→ **GIVEN TASK**:
Repeat the entries below word for word, from the first line up to and including the line with "svg-text:I: I (457, 284, 476, 342)".

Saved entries
***
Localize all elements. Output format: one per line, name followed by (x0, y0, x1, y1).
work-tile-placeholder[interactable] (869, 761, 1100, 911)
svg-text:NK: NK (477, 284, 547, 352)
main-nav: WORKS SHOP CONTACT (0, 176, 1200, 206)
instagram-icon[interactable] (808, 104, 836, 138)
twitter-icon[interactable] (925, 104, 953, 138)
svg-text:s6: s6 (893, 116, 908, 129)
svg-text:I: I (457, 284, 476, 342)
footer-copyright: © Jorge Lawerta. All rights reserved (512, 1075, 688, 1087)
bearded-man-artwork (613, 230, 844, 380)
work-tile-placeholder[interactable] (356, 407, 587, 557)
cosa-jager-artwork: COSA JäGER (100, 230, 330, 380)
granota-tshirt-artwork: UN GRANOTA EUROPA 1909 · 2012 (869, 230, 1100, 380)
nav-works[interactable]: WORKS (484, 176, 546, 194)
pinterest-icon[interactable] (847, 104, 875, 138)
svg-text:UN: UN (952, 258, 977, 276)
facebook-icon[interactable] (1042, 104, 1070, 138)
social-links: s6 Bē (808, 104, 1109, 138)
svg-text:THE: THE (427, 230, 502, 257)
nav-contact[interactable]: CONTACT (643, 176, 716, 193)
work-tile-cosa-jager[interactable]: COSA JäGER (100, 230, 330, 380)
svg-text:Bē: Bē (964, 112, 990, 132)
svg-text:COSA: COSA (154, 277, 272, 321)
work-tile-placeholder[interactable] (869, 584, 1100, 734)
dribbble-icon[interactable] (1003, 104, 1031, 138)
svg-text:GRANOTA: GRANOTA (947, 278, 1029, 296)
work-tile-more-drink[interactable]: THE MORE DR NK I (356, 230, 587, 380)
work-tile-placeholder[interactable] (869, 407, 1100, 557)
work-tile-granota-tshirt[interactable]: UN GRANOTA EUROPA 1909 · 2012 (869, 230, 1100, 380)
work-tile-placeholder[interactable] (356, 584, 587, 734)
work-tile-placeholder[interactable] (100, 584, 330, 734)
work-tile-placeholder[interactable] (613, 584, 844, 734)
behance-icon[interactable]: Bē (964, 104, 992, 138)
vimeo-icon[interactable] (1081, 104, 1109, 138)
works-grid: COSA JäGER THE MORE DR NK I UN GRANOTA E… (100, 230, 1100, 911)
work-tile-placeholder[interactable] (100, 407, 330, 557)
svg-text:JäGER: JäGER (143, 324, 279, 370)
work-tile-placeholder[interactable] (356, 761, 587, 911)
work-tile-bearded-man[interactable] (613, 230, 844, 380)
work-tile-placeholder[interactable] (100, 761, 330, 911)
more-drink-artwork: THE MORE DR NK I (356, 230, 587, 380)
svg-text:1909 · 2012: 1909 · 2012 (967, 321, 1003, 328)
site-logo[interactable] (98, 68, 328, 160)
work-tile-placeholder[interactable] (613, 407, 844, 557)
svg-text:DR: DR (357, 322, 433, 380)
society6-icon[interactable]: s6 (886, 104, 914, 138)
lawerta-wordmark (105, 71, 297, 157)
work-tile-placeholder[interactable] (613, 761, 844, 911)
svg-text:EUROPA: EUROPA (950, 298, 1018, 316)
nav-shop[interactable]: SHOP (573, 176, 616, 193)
***
→ **PROBLEM SOLUTION**:
Localize all elements. Output format: one per line, name followed by (x0, y0, x1, y1).
work-tile-placeholder[interactable] (869, 761, 1100, 911)
svg-text:NK: NK (477, 284, 547, 352)
main-nav: WORKS SHOP CONTACT (0, 176, 1200, 206)
instagram-icon[interactable] (808, 104, 836, 138)
twitter-icon[interactable] (925, 104, 953, 138)
svg-text:s6: s6 (893, 116, 908, 129)
svg-text:I: I (457, 284, 476, 342)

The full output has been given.